## ITEMS
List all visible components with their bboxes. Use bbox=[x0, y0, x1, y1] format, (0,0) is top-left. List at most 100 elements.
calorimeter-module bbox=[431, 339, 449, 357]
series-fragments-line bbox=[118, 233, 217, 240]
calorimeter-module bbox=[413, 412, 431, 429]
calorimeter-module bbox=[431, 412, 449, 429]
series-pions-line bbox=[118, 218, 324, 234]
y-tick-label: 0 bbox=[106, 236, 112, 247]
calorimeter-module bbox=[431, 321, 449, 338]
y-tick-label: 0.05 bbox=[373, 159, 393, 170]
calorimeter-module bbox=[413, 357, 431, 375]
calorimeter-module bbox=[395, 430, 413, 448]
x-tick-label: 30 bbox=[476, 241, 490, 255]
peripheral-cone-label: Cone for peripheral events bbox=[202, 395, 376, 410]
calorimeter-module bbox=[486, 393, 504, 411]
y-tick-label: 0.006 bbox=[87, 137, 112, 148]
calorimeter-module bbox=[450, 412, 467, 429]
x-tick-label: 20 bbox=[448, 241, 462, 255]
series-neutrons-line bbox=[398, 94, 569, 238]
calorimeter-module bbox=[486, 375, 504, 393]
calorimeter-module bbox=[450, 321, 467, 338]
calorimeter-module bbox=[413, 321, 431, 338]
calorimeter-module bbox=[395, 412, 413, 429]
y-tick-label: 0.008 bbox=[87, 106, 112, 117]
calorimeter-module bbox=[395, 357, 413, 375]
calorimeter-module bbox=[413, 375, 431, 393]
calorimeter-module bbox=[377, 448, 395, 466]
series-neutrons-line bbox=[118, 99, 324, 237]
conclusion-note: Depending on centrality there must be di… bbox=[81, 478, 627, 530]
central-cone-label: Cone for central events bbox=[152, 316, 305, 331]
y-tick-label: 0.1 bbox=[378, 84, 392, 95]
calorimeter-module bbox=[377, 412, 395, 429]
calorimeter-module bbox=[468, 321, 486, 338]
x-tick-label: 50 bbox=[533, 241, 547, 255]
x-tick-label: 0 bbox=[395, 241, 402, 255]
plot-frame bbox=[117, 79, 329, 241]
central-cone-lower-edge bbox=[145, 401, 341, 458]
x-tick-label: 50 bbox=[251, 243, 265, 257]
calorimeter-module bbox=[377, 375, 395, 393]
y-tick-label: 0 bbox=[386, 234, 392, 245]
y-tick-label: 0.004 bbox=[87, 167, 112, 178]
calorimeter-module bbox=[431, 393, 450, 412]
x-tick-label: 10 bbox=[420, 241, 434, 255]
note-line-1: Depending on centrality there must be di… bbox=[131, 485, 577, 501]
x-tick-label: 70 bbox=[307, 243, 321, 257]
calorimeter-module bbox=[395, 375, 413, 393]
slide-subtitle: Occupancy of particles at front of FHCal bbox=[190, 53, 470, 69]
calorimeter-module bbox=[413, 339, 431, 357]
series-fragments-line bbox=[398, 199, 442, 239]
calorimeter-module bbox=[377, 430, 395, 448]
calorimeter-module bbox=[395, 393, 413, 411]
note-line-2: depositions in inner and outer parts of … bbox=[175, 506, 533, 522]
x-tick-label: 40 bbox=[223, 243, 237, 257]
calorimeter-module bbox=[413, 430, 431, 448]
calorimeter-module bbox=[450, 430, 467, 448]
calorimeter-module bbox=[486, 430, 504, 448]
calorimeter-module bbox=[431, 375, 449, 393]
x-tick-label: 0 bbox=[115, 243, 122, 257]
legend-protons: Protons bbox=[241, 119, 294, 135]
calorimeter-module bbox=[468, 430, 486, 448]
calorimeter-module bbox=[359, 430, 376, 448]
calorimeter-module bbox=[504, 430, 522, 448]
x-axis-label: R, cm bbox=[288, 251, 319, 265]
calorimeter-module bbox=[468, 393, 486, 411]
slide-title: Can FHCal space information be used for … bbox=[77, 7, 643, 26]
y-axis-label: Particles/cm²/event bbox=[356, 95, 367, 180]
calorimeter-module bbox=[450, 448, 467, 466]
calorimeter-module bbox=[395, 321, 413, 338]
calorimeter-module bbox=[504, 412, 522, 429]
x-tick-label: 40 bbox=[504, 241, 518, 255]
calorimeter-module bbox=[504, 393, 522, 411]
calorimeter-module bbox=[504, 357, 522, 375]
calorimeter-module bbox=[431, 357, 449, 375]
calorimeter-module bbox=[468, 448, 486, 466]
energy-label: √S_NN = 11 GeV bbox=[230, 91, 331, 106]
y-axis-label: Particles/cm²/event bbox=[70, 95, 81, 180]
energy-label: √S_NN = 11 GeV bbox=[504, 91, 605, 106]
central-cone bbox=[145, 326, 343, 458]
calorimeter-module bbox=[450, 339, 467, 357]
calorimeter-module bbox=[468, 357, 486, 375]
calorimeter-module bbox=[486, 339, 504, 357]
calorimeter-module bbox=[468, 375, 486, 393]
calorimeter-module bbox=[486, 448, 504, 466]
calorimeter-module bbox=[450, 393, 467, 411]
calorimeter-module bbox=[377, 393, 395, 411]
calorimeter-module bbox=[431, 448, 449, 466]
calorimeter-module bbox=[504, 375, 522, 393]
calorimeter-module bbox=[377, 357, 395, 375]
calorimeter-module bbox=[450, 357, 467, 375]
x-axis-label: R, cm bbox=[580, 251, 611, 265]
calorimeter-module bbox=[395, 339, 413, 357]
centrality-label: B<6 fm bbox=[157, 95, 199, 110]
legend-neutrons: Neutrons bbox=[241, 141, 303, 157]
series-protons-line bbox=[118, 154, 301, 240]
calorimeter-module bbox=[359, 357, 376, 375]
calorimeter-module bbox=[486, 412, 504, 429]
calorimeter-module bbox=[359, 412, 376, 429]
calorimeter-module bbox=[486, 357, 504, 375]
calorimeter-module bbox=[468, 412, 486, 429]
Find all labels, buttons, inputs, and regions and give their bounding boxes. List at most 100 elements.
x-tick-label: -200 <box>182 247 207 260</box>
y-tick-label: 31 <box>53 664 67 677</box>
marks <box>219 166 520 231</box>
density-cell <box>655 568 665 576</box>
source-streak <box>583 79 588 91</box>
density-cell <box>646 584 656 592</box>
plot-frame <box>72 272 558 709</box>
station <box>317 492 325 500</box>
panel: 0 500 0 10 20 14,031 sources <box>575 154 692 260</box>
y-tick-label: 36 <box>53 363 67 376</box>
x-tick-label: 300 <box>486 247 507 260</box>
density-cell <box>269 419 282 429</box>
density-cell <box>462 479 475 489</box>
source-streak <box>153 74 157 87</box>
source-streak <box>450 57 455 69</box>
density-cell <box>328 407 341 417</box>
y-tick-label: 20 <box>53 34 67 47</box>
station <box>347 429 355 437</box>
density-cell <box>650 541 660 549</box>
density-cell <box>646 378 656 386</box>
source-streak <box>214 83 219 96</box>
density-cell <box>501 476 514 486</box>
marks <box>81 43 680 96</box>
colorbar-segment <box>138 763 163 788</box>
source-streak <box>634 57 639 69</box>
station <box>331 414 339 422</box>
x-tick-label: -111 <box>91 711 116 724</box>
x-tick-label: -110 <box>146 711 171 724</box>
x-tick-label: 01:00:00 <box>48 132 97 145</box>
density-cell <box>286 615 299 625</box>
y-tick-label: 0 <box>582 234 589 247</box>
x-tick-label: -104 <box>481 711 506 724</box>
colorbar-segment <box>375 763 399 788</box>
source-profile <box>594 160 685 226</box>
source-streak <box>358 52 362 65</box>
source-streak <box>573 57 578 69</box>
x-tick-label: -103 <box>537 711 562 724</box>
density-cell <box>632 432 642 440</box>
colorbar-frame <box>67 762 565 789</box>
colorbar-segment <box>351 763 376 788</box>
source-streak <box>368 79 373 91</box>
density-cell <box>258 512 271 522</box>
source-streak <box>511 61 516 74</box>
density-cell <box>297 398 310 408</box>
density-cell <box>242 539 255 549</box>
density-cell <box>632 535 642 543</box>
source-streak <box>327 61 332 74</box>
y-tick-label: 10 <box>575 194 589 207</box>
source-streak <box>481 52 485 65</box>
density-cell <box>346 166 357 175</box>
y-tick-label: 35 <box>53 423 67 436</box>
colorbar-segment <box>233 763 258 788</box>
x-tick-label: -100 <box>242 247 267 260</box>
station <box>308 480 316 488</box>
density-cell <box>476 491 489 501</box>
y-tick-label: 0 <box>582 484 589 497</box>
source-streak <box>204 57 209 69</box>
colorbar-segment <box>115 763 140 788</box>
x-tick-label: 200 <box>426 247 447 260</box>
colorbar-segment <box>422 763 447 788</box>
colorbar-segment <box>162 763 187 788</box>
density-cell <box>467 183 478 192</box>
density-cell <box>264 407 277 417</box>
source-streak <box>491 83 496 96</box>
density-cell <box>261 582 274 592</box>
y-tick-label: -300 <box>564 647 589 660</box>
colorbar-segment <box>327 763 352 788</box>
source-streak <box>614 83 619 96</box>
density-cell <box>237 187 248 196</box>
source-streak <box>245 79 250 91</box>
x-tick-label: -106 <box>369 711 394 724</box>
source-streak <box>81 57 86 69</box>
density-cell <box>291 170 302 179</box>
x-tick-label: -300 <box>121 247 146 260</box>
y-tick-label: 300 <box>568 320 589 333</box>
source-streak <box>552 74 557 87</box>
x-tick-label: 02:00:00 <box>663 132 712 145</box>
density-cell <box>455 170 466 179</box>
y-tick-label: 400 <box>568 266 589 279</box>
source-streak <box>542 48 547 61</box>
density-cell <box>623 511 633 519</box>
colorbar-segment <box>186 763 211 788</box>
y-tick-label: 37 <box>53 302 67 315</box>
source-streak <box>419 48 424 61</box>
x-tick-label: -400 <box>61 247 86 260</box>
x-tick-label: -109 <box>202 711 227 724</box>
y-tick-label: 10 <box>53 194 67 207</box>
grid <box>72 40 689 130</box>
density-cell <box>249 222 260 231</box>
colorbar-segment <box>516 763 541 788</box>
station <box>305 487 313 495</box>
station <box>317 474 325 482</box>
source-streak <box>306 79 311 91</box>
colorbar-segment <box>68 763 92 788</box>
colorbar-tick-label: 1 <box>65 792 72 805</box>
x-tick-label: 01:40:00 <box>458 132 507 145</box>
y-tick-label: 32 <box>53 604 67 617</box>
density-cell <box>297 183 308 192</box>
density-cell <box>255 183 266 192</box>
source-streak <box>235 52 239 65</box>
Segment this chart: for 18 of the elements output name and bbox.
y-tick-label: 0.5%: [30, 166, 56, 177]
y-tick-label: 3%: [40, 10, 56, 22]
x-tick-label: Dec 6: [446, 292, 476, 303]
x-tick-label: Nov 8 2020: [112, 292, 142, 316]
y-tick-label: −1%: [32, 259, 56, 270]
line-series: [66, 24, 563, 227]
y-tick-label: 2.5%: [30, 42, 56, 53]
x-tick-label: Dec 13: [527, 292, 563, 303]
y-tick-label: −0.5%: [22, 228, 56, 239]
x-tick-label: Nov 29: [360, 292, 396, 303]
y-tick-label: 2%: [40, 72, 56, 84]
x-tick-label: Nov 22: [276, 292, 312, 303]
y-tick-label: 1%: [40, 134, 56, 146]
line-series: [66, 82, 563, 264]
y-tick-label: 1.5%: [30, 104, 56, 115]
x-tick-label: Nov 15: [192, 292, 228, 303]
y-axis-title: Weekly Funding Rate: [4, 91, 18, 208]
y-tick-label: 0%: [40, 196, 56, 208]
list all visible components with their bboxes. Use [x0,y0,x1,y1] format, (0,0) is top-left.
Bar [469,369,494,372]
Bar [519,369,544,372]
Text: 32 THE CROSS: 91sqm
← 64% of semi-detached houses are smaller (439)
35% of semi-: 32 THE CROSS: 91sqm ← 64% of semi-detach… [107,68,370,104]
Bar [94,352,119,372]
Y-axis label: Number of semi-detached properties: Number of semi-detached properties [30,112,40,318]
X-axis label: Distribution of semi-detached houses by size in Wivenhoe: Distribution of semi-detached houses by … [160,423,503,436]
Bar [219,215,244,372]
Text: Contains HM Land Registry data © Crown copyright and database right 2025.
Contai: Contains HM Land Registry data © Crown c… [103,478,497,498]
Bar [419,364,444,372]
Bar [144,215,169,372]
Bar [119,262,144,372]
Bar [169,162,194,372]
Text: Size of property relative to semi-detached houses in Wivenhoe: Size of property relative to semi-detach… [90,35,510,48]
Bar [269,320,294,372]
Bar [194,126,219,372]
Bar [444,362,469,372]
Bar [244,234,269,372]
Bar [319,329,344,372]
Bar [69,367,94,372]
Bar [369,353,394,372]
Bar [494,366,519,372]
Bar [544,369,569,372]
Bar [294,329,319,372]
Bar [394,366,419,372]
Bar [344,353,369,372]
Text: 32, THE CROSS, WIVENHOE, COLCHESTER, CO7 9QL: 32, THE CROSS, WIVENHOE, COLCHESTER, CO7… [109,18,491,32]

## STATED TASK
Reproduce verbatim every line from the first one through the line containing "y-tick-label: 0.004 bbox=[87, 167, 112, 178]", including both of those lines.

## RESULT OF THIS TASK
List all visible components with their bboxes. Use bbox=[x0, y0, x1, y1] format, (0,0) is top-left. List at most 100 elements.
calorimeter-module bbox=[431, 339, 449, 357]
series-fragments-line bbox=[118, 233, 217, 240]
calorimeter-module bbox=[413, 412, 431, 429]
calorimeter-module bbox=[431, 412, 449, 429]
series-pions-line bbox=[118, 218, 324, 234]
y-tick-label: 0 bbox=[106, 236, 112, 247]
calorimeter-module bbox=[431, 321, 449, 338]
y-tick-label: 0.05 bbox=[373, 159, 393, 170]
calorimeter-module bbox=[413, 357, 431, 375]
calorimeter-module bbox=[395, 430, 413, 448]
x-tick-label: 30 bbox=[476, 241, 490, 255]
peripheral-cone-label: Cone for peripheral events bbox=[202, 395, 376, 410]
calorimeter-module bbox=[486, 393, 504, 411]
y-tick-label: 0.006 bbox=[87, 137, 112, 148]
calorimeter-module bbox=[450, 412, 467, 429]
x-tick-label: 20 bbox=[448, 241, 462, 255]
series-neutrons-line bbox=[398, 94, 569, 238]
calorimeter-module bbox=[486, 375, 504, 393]
calorimeter-module bbox=[450, 321, 467, 338]
calorimeter-module bbox=[413, 321, 431, 338]
calorimeter-module bbox=[395, 412, 413, 429]
y-tick-label: 0.008 bbox=[87, 106, 112, 117]
calorimeter-module bbox=[395, 357, 413, 375]
calorimeter-module bbox=[413, 375, 431, 393]
calorimeter-module bbox=[377, 448, 395, 466]
series-neutrons-line bbox=[118, 99, 324, 237]
conclusion-note: Depending on centrality there must be di… bbox=[81, 478, 627, 530]
central-cone-label: Cone for central events bbox=[152, 316, 305, 331]
y-tick-label: 0.1 bbox=[378, 84, 392, 95]
calorimeter-module bbox=[377, 412, 395, 429]
calorimeter-module bbox=[468, 321, 486, 338]
x-tick-label: 50 bbox=[533, 241, 547, 255]
x-tick-label: 0 bbox=[395, 241, 402, 255]
plot-frame bbox=[117, 79, 329, 241]
central-cone-lower-edge bbox=[145, 401, 341, 458]
x-tick-label: 50 bbox=[251, 243, 265, 257]
calorimeter-module bbox=[377, 375, 395, 393]
y-tick-label: 0 bbox=[386, 234, 392, 245]
y-tick-label: 0.004 bbox=[87, 167, 112, 178]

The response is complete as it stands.